## BEGIN

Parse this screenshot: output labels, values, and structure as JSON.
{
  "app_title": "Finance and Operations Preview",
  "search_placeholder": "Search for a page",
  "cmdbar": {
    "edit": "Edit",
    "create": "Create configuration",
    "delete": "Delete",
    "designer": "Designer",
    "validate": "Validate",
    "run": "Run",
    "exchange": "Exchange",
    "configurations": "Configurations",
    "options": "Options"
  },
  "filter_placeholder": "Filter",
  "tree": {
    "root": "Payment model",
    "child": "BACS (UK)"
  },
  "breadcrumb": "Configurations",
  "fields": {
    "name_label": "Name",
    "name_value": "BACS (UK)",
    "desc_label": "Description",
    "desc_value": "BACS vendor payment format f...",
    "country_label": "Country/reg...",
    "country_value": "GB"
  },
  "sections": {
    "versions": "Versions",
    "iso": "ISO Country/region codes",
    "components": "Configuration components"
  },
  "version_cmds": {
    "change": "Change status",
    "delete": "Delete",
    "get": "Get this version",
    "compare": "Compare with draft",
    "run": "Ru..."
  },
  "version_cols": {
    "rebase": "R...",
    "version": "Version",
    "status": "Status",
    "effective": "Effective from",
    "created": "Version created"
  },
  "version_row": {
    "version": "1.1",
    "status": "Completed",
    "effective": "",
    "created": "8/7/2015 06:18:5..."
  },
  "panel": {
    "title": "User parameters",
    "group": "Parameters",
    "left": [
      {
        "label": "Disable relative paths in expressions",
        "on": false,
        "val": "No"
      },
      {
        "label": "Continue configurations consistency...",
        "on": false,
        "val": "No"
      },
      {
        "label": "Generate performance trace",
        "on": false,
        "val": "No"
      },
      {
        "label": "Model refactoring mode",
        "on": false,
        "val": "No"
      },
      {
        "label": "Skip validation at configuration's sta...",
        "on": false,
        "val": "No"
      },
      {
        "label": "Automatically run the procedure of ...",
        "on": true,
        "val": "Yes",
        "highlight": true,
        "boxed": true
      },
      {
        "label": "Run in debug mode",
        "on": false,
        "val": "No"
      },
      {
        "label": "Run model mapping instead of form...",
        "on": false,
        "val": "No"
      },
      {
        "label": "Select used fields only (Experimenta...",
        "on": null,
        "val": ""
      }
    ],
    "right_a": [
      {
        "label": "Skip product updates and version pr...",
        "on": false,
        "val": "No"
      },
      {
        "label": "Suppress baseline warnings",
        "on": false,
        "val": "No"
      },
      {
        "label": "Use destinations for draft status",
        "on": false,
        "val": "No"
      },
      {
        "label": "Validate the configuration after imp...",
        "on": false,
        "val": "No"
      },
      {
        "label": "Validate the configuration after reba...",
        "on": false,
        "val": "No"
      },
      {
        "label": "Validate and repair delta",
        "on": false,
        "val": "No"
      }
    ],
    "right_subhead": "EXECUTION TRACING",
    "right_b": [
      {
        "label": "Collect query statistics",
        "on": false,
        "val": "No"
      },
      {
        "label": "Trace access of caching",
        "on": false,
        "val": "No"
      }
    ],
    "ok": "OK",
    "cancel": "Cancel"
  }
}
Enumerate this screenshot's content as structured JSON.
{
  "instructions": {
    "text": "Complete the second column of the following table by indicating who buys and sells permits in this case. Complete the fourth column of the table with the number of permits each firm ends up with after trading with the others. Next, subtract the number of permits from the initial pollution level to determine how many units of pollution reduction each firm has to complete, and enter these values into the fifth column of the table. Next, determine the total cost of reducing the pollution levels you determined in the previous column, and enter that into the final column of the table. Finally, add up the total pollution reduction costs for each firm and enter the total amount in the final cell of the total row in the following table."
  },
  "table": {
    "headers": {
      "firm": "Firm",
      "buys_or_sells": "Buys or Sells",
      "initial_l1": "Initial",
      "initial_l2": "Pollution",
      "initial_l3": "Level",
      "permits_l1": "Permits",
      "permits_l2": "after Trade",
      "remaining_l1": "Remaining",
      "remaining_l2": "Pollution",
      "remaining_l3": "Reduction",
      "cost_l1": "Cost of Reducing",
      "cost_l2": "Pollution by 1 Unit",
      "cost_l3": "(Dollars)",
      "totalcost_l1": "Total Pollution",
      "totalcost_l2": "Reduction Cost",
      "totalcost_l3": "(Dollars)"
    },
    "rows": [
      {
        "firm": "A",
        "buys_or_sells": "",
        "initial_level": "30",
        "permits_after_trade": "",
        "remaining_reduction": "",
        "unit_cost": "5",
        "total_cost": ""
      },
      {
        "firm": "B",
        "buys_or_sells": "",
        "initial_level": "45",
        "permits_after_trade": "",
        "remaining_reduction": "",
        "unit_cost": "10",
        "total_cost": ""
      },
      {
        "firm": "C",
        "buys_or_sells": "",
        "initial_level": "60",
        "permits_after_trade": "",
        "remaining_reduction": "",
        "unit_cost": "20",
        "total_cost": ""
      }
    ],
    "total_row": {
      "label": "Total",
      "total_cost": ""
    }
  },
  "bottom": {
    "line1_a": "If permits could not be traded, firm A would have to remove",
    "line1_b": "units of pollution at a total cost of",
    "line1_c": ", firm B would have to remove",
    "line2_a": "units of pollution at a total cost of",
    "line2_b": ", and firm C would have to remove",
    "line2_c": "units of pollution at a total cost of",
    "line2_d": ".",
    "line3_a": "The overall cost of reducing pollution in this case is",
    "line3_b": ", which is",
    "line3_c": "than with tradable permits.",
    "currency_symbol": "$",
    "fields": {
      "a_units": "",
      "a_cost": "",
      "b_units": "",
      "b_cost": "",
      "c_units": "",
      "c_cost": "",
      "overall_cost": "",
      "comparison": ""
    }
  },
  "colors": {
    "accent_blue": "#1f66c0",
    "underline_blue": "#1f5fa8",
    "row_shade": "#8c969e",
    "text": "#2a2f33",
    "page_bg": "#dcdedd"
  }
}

## END

* [Goal]
Please repeat the listing above in full and exactly.

* [Response for this exercise]
Parse this screenshot: output labels, values, and structure as JSON.
{
  "app_title": "Finance and Operations Preview",
  "search_placeholder": "Search for a page",
  "cmdbar": {
    "edit": "Edit",
    "create": "Create configuration",
    "delete": "Delete",
    "designer": "Designer",
    "validate": "Validate",
    "run": "Run",
    "exchange": "Exchange",
    "configurations": "Configurations",
    "options": "Options"
  },
  "filter_placeholder": "Filter",
  "tree": {
    "root": "Payment model",
    "child": "BACS (UK)"
  },
  "breadcrumb": "Configurations",
  "fields": {
    "name_label": "Name",
    "name_value": "BACS (UK)",
    "desc_label": "Description",
    "desc_value": "BACS vendor payment format f...",
    "country_label": "Country/reg...",
    "country_value": "GB"
  },
  "sections": {
    "versions": "Versions",
    "iso": "ISO Country/region codes",
    "components": "Configuration components"
  },
  "version_cmds": {
    "change": "Change status",
    "delete": "Delete",
    "get": "Get this version",
    "compare": "Compare with draft",
    "run": "Ru..."
  },
  "version_cols": {
    "rebase": "R...",
    "version": "Version",
    "status": "Status",
    "effective": "Effective from",
    "created": "Version created"
  },
  "version_row": {
    "version": "1.1",
    "status": "Completed",
    "effective": "",
    "created": "8/7/2015 06:18:5..."
  },
  "panel": {
    "title": "User parameters",
    "group": "Parameters",
    "left": [
      {
        "label": "Disable relative paths in expressions",
        "on": false,
        "val": "No"
      },
      {
        "label": "Continue configurations consistency...",
        "on": false,
        "val": "No"
      },
      {
        "label": "Generate performance trace",
        "on": false,
        "val": "No"
      },
      {
        "label": "Model refactoring mode",
        "on": false,
        "val": "No"
      },
      {
        "label": "Skip validation at configuration's sta...",
        "on": false,
        "val": "No"
      },
      {
        "label": "Automatically run the procedure of ...",
        "on": true,
        "val": "Yes",
        "highlight": true,
        "boxed": true
      },
      {
        "label": "Run in debug mode",
        "on": false,
        "val": "No"
      },
      {
        "label": "Run model mapping instead of form...",
        "on": false,
        "val": "No"
      },
      {
        "label": "Select used fields only (Experimenta...",
        "on": null,
        "val": ""
      }
    ],
    "right_a": [
      {
        "label": "Skip product updates and version pr...",
        "on": false,
        "val": "No"
      },
      {
        "label": "Suppress baseline warnings",
        "on": false,
        "val": "No"
      },
      {
        "label": "Use destinations for draft status",
        "on": false,
        "val": "No"
      },
      {
        "label": "Validate the configuration after imp...",
        "on": false,
        "val": "No"
      },
      {
        "label": "Validate the configuration after reba...",
        "on": false,
        "val": "No"
      },
      {
        "label": "Validate and repair delta",
        "on": false,
        "val": "No"
      }
    ],
    "right_subhead": "EXECUTION TRACING",
    "right_b": [
      {
        "label": "Collect query statistics",
        "on": false,
        "val": "No"
      },
      {
        "label": "Trace access of caching",
        "on": false,
        "val": "No"
      }
    ],
    "ok": "OK",
    "cancel": "Cancel"
  }
}
Enumerate this screenshot's content as structured JSON.
{
  "instructions": {
    "text": "Complete the second column of the following table by indicating who buys and sells permits in this case. Complete the fourth column of the table with the number of permits each firm ends up with after trading with the others. Next, subtract the number of permits from the initial pollution level to determine how many units of pollution reduction each firm has to complete, and enter these values into the fifth column of the table. Next, determine the total cost of reducing the pollution levels you determined in the previous column, and enter that into the final column of the table. Finally, add up the total pollution reduction costs for each firm and enter the total amount in the final cell of the total row in the following table."
  },
  "table": {
    "headers": {
      "firm": "Firm",
      "buys_or_sells": "Buys or Sells",
      "initial_l1": "Initial",
      "initial_l2": "Pollution",
      "initial_l3": "Level",
      "permits_l1": "Permits",
      "permits_l2": "after Trade",
      "remaining_l1": "Remaining",
      "remaining_l2": "Pollution",
      "remaining_l3": "Reduction",
      "cost_l1": "Cost of Reducing",
      "cost_l2": "Pollution by 1 Unit",
      "cost_l3": "(Dollars)",
      "totalcost_l1": "Total Pollution",
      "totalcost_l2": "Reduction Cost",
      "totalcost_l3": "(Dollars)"
    },
    "rows": [
      {
        "firm": "A",
        "buys_or_sells": "",
        "initial_level": "30",
        "permits_after_trade": "",
        "remaining_reduction": "",
        "unit_cost": "5",
        "total_cost": ""
      },
      {
        "firm": "B",
        "buys_or_sells": "",
        "initial_level": "45",
        "permits_after_trade": "",
        "remaining_reduction": "",
        "unit_cost": "10",
        "total_cost": ""
      },
      {
        "firm": "C",
        "buys_or_sells": "",
        "initial_level": "60",
        "permits_after_trade": "",
        "remaining_reduction": "",
        "unit_cost": "20",
        "total_cost": ""
      }
    ],
    "total_row": {
      "label": "Total",
      "total_cost": ""
    }
  },
  "bottom": {
    "line1_a": "If permits could not be traded, firm A would have to remove",
    "line1_b": "units of pollution at a total cost of",
    "line1_c": ", firm B would have to remove",
    "line2_a": "units of pollution at a total cost of",
    "line2_b": ", and firm C would have to remove",
    "line2_c": "units of pollution at a total cost of",
    "line2_d": ".",
    "line3_a": "The overall cost of reducing pollution in this case is",
    "line3_b": ", which is",
    "line3_c": "than with tradable permits.",
    "currency_symbol": "$",
    "fields": {
      "a_units": "",
      "a_cost": "",
      "b_units": "",
      "b_cost": "",
      "c_units": "",
      "c_cost": "",
      "overall_cost": "",
      "comparison": ""
    }
  },
  "colors": {
    "accent_blue": "#1f66c0",
    "underline_blue": "#1f5fa8",
    "row_shade": "#8c969e",
    "text": "#2a2f33",
    "page_bg": "#dcdedd"
  }
}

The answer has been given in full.